**Required work**
Every entry below must be repeated exactly; skip the pictures.

**Dataset entries**
/---
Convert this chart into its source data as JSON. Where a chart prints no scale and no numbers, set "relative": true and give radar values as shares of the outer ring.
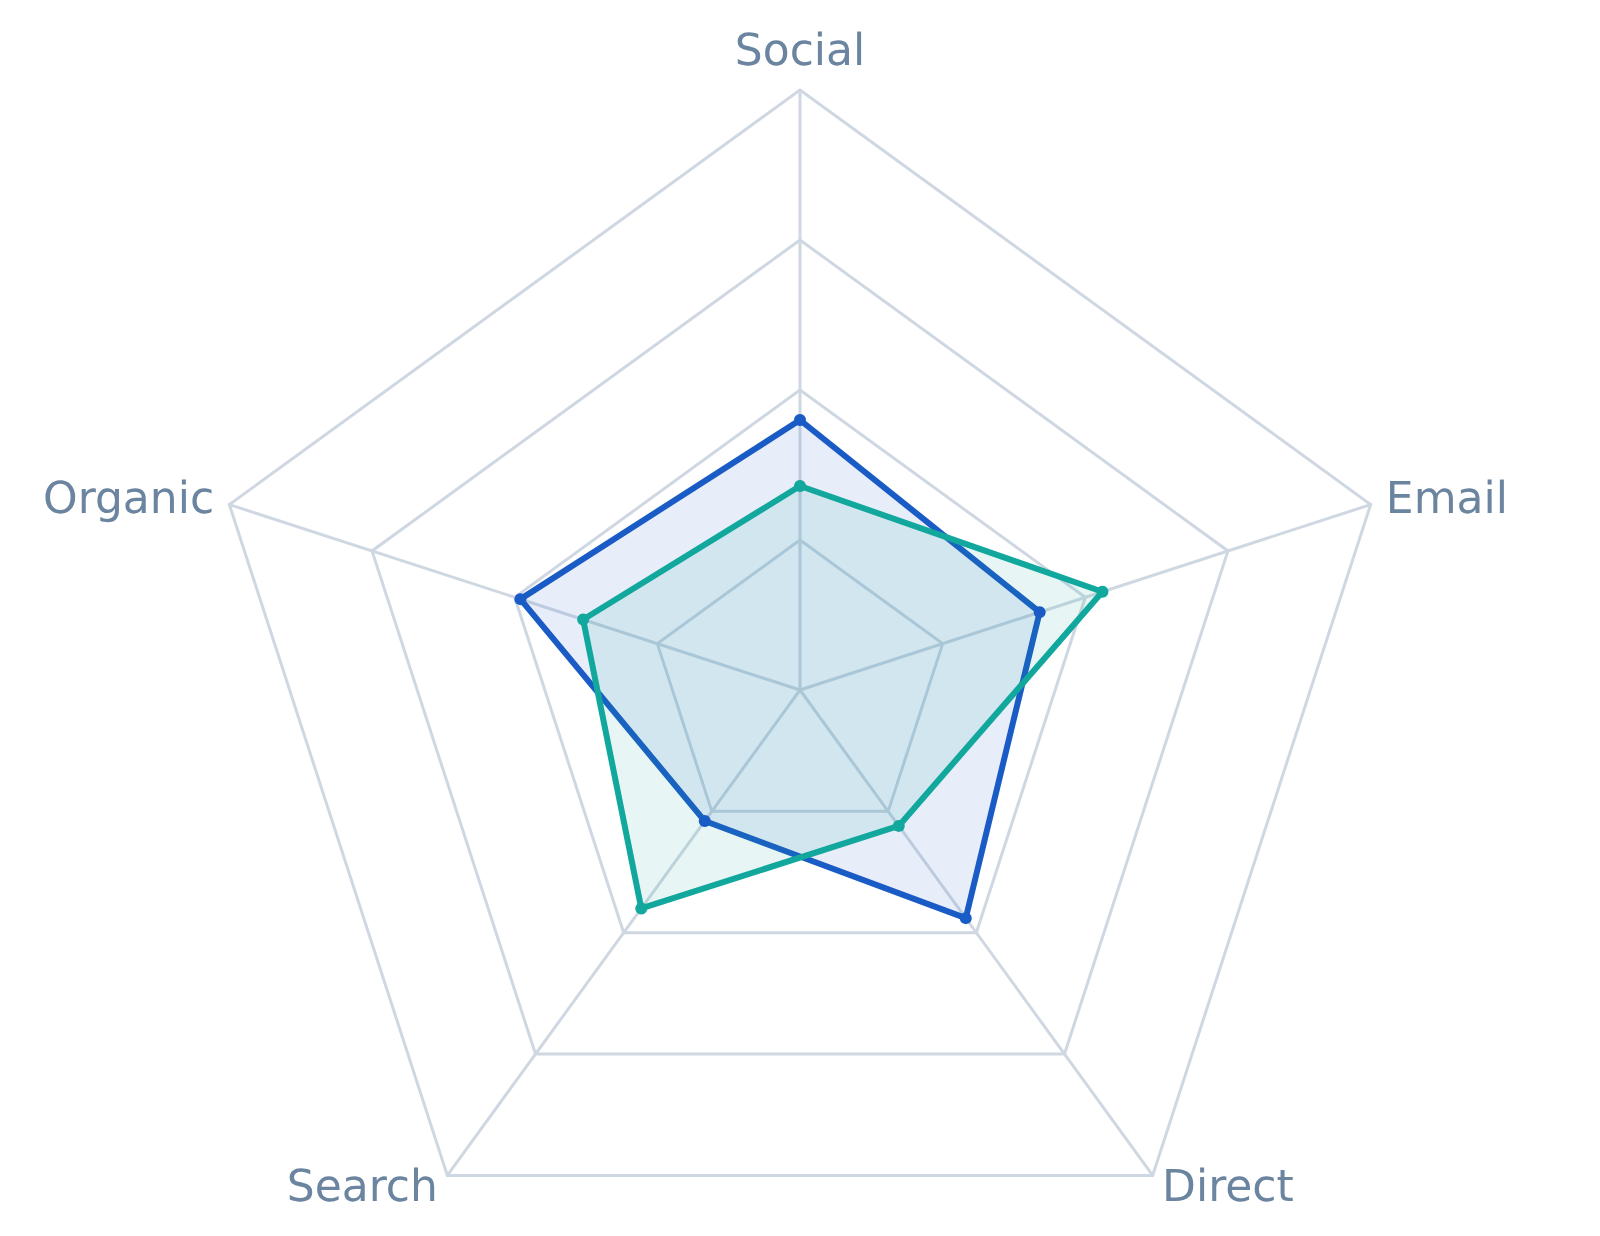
{
  "chart_data": {
    "type": "radar",
    "relative": true,
    "categories": [
      "Social",
      "Email",
      "Direct",
      "Search",
      "Organic"
    ],
    "series": [
      {
        "color": "#1a5cc6",
        "values": [
          0.45,
          0.42,
          0.47,
          0.27,
          0.49
        ]
      },
      {
        "color": "#12a89e",
        "values": [
          0.34,
          0.53,
          0.28,
          0.45,
          0.38
        ]
      }
    ],
    "marker": "circle"
  }
}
\---
**Answer to this exercise**
Convert this chart into its source data as JSON. Where a chart prints no scale and no numbers, set "relative": true and give radar values as shares of the outer ring.
{
  "chart_data": {
    "type": "radar",
    "relative": true,
    "categories": [
      "Social",
      "Email",
      "Direct",
      "Search",
      "Organic"
    ],
    "series": [
      {
        "color": "#1a5cc6",
        "values": [
          0.45,
          0.42,
          0.47,
          0.27,
          0.49
        ]
      },
      {
        "color": "#12a89e",
        "values": [
          0.34,
          0.53,
          0.28,
          0.45,
          0.38
        ]
      }
    ],
    "marker": "circle"
  }
}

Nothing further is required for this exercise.